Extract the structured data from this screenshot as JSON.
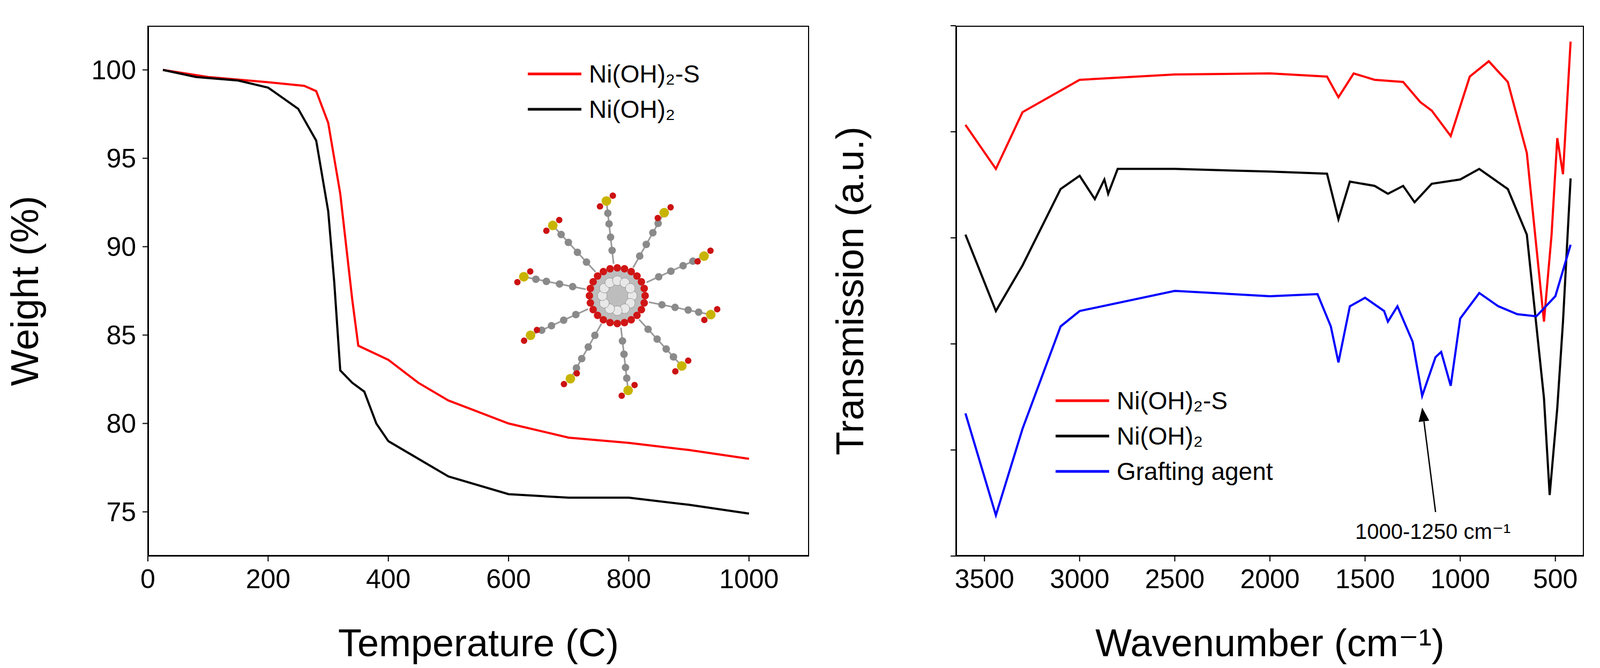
{
  "chart_data": [
    {
      "type": "line",
      "x_label": "Temperature (C)",
      "y_label": "Weight (%)",
      "xlim": [
        0,
        1100
      ],
      "xticks": [
        0,
        200,
        400,
        600,
        800,
        1000
      ],
      "ylim": [
        72.5,
        102.5
      ],
      "yticks": [
        75,
        80,
        85,
        90,
        95,
        100
      ],
      "legend": "upper right",
      "series": [
        {
          "name": "Ni(OH)₂-S",
          "color": "#ff0000",
          "x": [
            25,
            100,
            200,
            260,
            280,
            300,
            320,
            340,
            350,
            400,
            450,
            500,
            600,
            700,
            800,
            900,
            1000
          ],
          "values": [
            100,
            99.6,
            99.3,
            99.1,
            98.8,
            97,
            93,
            87,
            84.4,
            83.6,
            82.3,
            81.3,
            80,
            79.2,
            78.9,
            78.5,
            78
          ]
        },
        {
          "name": "Ni(OH)₂",
          "color": "#000000",
          "x": [
            25,
            80,
            150,
            200,
            250,
            280,
            300,
            310,
            320,
            340,
            360,
            380,
            400,
            450,
            500,
            600,
            700,
            800,
            900,
            1000
          ],
          "values": [
            100,
            99.6,
            99.4,
            99,
            97.8,
            96,
            92,
            88,
            83,
            82.3,
            81.8,
            80,
            79,
            78,
            77,
            76,
            75.8,
            75.8,
            75.4,
            74.9
          ]
        }
      ]
    },
    {
      "type": "line",
      "x_label": "Wavenumber (cm⁻¹)",
      "y_label": "Transmission (a.u.)",
      "xlim": [
        3650,
        350
      ],
      "xticks": [
        3500,
        3000,
        2500,
        2000,
        1500,
        1000,
        500
      ],
      "ylim": [
        0,
        100
      ],
      "yticks": [
        0,
        20,
        40,
        60,
        80,
        100
      ],
      "tick_labels": "x",
      "legend": "lower left",
      "annotations": [
        {
          "text": "1000-1250 cm⁻¹",
          "x": 1200,
          "y": 28
        }
      ],
      "series": [
        {
          "name": "Ni(OH)₂-S",
          "color": "#ff0000",
          "x": [
            3600,
            3440,
            3300,
            3000,
            2500,
            2000,
            1700,
            1640,
            1560,
            1450,
            1300,
            1210,
            1150,
            1050,
            950,
            850,
            750,
            650,
            560,
            520,
            490,
            460,
            420
          ],
          "values": [
            81.3,
            73,
            83.7,
            89.8,
            90.8,
            91,
            90.4,
            86.5,
            91,
            89.8,
            89.4,
            85.6,
            84,
            79.2,
            90.4,
            93.3,
            89.4,
            76,
            44.2,
            60.6,
            78.8,
            72,
            97
          ]
        },
        {
          "name": "Ni(OH)₂",
          "color": "#000000",
          "x": [
            3600,
            3440,
            3300,
            3100,
            3000,
            2920,
            2870,
            2850,
            2800,
            2500,
            2000,
            1700,
            1640,
            1580,
            1450,
            1380,
            1300,
            1240,
            1150,
            1000,
            900,
            750,
            650,
            560,
            530,
            490,
            460,
            420
          ],
          "values": [
            60.6,
            46.2,
            54.8,
            69.2,
            71.7,
            67.3,
            71,
            68.3,
            73,
            73,
            72.5,
            72.1,
            63.5,
            70.6,
            69.8,
            68.3,
            69.8,
            66.7,
            70.2,
            71,
            73,
            69.2,
            60.6,
            29.8,
            11.5,
            27.9,
            44.2,
            71.2
          ]
        },
        {
          "name": "Grafting agent",
          "color": "#0000ff",
          "x": [
            3600,
            3440,
            3300,
            3100,
            3000,
            2500,
            2000,
            1750,
            1680,
            1640,
            1580,
            1500,
            1400,
            1380,
            1330,
            1250,
            1200,
            1130,
            1100,
            1050,
            1000,
            900,
            800,
            700,
            600,
            500,
            420
          ],
          "values": [
            26.9,
            7.7,
            24,
            43.3,
            46.2,
            50,
            49,
            49.4,
            43.3,
            36.5,
            47.1,
            48.7,
            46.2,
            44.2,
            47.1,
            40.4,
            30.2,
            37.5,
            38.5,
            32.1,
            44.8,
            49.6,
            47.1,
            45.6,
            45.2,
            49,
            58.7
          ]
        }
      ]
    }
  ]
}
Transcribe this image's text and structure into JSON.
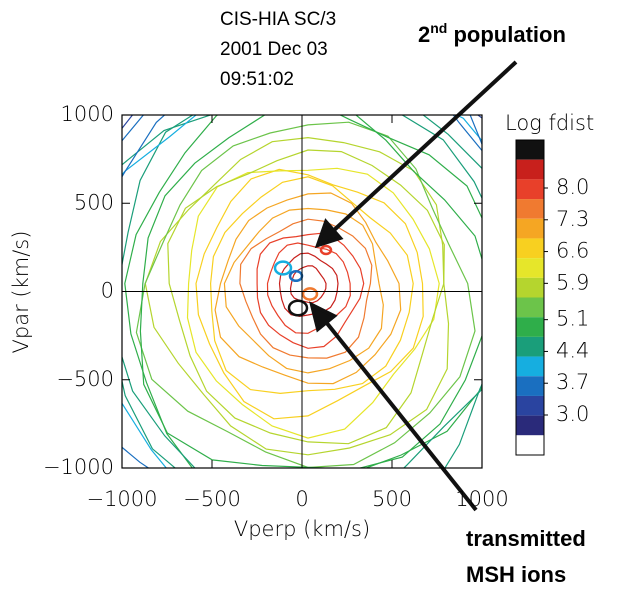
{
  "chart_data": {
    "type": "contour",
    "header": [
      "CIS-HIA  SC/3",
      "2001 Dec 03",
      "09:51:02"
    ],
    "xlabel": "Vperp  (km/s)",
    "ylabel": "Vpar (km/s)",
    "xlim": [
      -1000,
      1000
    ],
    "ylim": [
      -1000,
      1000
    ],
    "xticks": [
      {
        "value": -1000,
        "label": "−1000"
      },
      {
        "value": -500,
        "label": "−500"
      },
      0,
      500,
      1000
    ],
    "yticks": [
      {
        "value": -1000,
        "label": "−1000"
      },
      {
        "value": -500,
        "label": "−500"
      },
      0,
      500,
      1000
    ],
    "colorbar": {
      "title": "Log fdist",
      "colors": [
        "#111111",
        "#c8201c",
        "#e8402a",
        "#f07a30",
        "#f5a623",
        "#f8d020",
        "#e6e62a",
        "#b5d52e",
        "#6cc44a",
        "#2fae4a",
        "#1a9e7a",
        "#16aee0",
        "#1a6fc0",
        "#2a44a0",
        "#2a2a7a",
        "#ffffff"
      ],
      "ticks": [
        {
          "value": 8,
          "label": "8.0"
        },
        {
          "value": 7.3,
          "label": "7.3"
        },
        {
          "value": 6.6,
          "label": "6.6"
        },
        {
          "value": 5.9,
          "label": "5.9"
        },
        {
          "value": 5.1,
          "label": "5.1"
        },
        {
          "value": 4.4,
          "label": "4.4"
        },
        {
          "value": 3.7,
          "label": "3.7"
        },
        {
          "value": 3,
          "label": "3.0"
        }
      ]
    },
    "annotations": [
      {
        "base": "2",
        "sup": "nd",
        "text": " population"
      },
      {
        "lines": [
          "transmitted",
          "MSH ions"
        ]
      }
    ]
  }
}
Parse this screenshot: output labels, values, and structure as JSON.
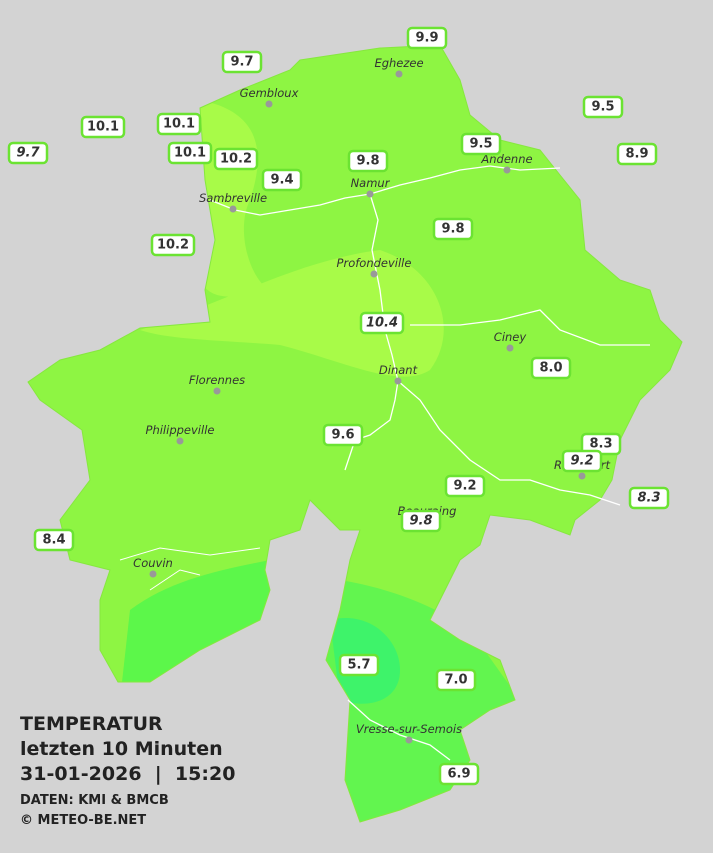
{
  "header": {
    "title": "TEMPERATUR",
    "subtitle": "letzten 10 Minuten",
    "datetime": "31-01-2026  |  15:20",
    "source": "DATEN: KMI & BMCB",
    "copyright": "© METEO-BE.NET"
  },
  "cities": [
    "Eghezee",
    "Gembloux",
    "Andenne",
    "Namur",
    "Sambreville",
    "Profondeville",
    "Ciney",
    "Dinant",
    "Florennes",
    "Philippeville",
    "Beauraing",
    "Rochefort",
    "Couvin",
    "Vresse-sur-Semois"
  ],
  "stations": [
    "9.9",
    "9.7",
    "10.1",
    "10.1",
    "9.7",
    "10.1",
    "10.2",
    "9.4",
    "9.8",
    "9.5",
    "9.5",
    "8.9",
    "9.8",
    "10.2",
    "10.4",
    "8.0",
    "9.6",
    "8.3",
    "9.2",
    "9.2",
    "8.3",
    "9.8",
    "8.4",
    "5.7",
    "7.0",
    "6.9"
  ]
}
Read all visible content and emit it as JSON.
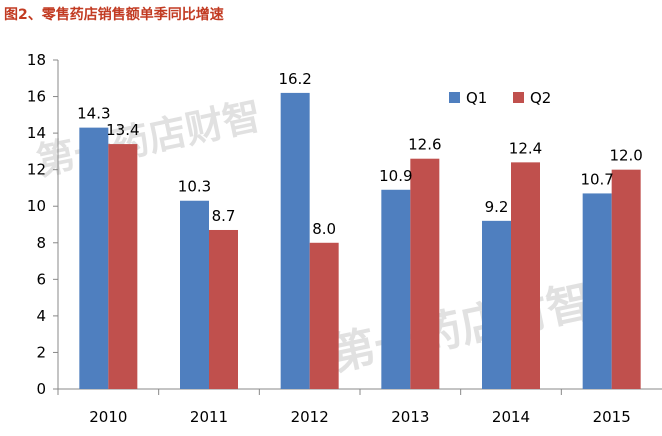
{
  "figure_title": "图2、零售药店销售额单季同比增速",
  "watermark_text": "第一药店财智",
  "colors": {
    "title": "#c23b22",
    "q1": "#4f7fbf",
    "q2": "#c0504d",
    "axis": "#888888",
    "text": "#000000",
    "watermark": "#bdbdbd"
  },
  "chart_data": {
    "type": "bar",
    "title": "",
    "xlabel": "",
    "ylabel": "",
    "categories": [
      "2010",
      "2011",
      "2012",
      "2013",
      "2014",
      "2015"
    ],
    "series": [
      {
        "name": "Q1",
        "values": [
          14.3,
          10.3,
          16.2,
          10.9,
          9.2,
          10.7
        ],
        "labels": [
          "14.3",
          "10.3",
          "16.2",
          "10.9",
          "9.2",
          "10.7"
        ]
      },
      {
        "name": "Q2",
        "values": [
          13.4,
          8.7,
          8.0,
          12.6,
          12.4,
          12.0
        ],
        "labels": [
          "13.4",
          "8.7",
          "8.0",
          "12.6",
          "12.4",
          "12.0"
        ]
      }
    ],
    "ylim": [
      0,
      18
    ],
    "yticks": [
      "0",
      "2",
      "4",
      "6",
      "8",
      "10",
      "12",
      "14",
      "16",
      "18"
    ],
    "grid": false,
    "legend": "top-right"
  }
}
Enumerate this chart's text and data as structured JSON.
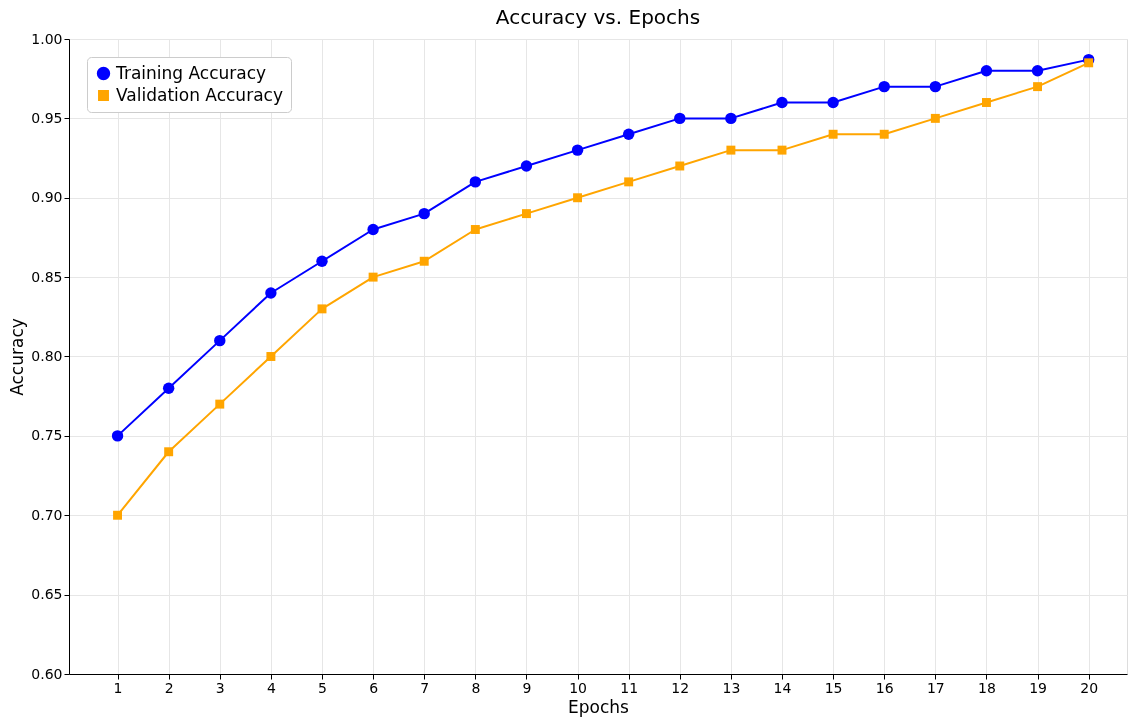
{
  "chart_data": {
    "type": "line",
    "title": "Accuracy vs. Epochs",
    "xlabel": "Epochs",
    "ylabel": "Accuracy",
    "x": [
      1,
      2,
      3,
      4,
      5,
      6,
      7,
      8,
      9,
      10,
      11,
      12,
      13,
      14,
      15,
      16,
      17,
      18,
      19,
      20
    ],
    "series": [
      {
        "name": "Training Accuracy",
        "color": "#0000ff",
        "marker": "circle",
        "values": [
          0.75,
          0.78,
          0.81,
          0.84,
          0.86,
          0.88,
          0.89,
          0.91,
          0.92,
          0.93,
          0.94,
          0.95,
          0.95,
          0.96,
          0.96,
          0.97,
          0.97,
          0.98,
          0.98,
          0.987
        ]
      },
      {
        "name": "Validation Accuracy",
        "color": "#ffa500",
        "marker": "square",
        "values": [
          0.7,
          0.74,
          0.77,
          0.8,
          0.83,
          0.85,
          0.86,
          0.88,
          0.89,
          0.9,
          0.91,
          0.92,
          0.93,
          0.93,
          0.94,
          0.94,
          0.95,
          0.96,
          0.97,
          0.985
        ]
      }
    ],
    "xlim": [
      0.05,
      20.75
    ],
    "xticks": [
      1,
      2,
      3,
      4,
      5,
      6,
      7,
      8,
      9,
      10,
      11,
      12,
      13,
      14,
      15,
      16,
      17,
      18,
      19,
      20
    ],
    "ylim": [
      0.6,
      1.0
    ],
    "yticks": [
      {
        "value": 0.6,
        "label": "0.60"
      },
      {
        "value": 0.65,
        "label": "0.65"
      },
      {
        "value": 0.7,
        "label": "0.70"
      },
      {
        "value": 0.75,
        "label": "0.75"
      },
      {
        "value": 0.8,
        "label": "0.80"
      },
      {
        "value": 0.85,
        "label": "0.85"
      },
      {
        "value": 0.9,
        "label": "0.90"
      },
      {
        "value": 0.95,
        "label": "0.95"
      },
      {
        "value": 1.0,
        "label": "1.00"
      }
    ],
    "grid": true,
    "legend": "top left",
    "line_style": "solid"
  }
}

####

## Task statement
Out of the material above, gather each line where "xlabel" appears.

## Output of the task
    "xlabel": "Vperp  (km/s)",
    "xlabel": "",
    "xlabel": "Epochs",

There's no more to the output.